# [Your goal]
Examine the material below. Gather every line in which the string "name" appears.

Dataset rows about figures
———

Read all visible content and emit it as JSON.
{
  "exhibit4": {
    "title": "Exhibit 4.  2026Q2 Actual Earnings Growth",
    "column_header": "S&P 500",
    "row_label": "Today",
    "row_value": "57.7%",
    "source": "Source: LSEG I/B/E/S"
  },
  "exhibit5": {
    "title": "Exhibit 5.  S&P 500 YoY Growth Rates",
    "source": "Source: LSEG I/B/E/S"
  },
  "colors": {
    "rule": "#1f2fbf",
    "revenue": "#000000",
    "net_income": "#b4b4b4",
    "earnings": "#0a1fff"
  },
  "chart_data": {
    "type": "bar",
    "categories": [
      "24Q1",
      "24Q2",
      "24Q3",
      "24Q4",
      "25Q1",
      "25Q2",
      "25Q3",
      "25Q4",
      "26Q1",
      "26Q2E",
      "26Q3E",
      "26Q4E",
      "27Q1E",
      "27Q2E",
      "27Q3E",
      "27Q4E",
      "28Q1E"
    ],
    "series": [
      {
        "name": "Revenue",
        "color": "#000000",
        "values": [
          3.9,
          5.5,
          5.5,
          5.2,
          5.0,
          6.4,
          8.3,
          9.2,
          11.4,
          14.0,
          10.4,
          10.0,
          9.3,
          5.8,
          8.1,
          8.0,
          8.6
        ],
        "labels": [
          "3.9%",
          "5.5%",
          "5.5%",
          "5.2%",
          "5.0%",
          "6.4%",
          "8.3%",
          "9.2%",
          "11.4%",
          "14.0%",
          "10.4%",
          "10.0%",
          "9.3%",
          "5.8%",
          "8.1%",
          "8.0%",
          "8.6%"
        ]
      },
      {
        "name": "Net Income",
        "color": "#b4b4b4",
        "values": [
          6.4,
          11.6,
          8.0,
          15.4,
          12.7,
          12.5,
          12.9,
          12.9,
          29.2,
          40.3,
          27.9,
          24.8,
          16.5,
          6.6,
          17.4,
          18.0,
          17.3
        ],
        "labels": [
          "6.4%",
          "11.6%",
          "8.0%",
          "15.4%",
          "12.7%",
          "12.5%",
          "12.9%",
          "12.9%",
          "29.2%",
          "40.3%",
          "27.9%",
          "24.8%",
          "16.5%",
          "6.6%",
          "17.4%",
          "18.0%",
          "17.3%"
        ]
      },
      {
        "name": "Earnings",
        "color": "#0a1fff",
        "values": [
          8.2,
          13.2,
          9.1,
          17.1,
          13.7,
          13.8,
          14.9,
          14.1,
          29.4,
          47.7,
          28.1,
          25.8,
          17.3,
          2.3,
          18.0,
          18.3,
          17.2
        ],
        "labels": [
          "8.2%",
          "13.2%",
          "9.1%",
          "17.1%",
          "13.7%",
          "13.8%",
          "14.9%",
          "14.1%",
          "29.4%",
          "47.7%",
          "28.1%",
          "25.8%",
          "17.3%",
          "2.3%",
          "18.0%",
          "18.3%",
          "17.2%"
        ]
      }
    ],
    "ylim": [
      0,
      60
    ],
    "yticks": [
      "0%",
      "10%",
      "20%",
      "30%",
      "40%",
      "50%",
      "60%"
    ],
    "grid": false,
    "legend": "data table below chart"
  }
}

———

# [Response to this task]
        "name": "Revenue",
        "name": "Net Income",
        "name": "Earnings",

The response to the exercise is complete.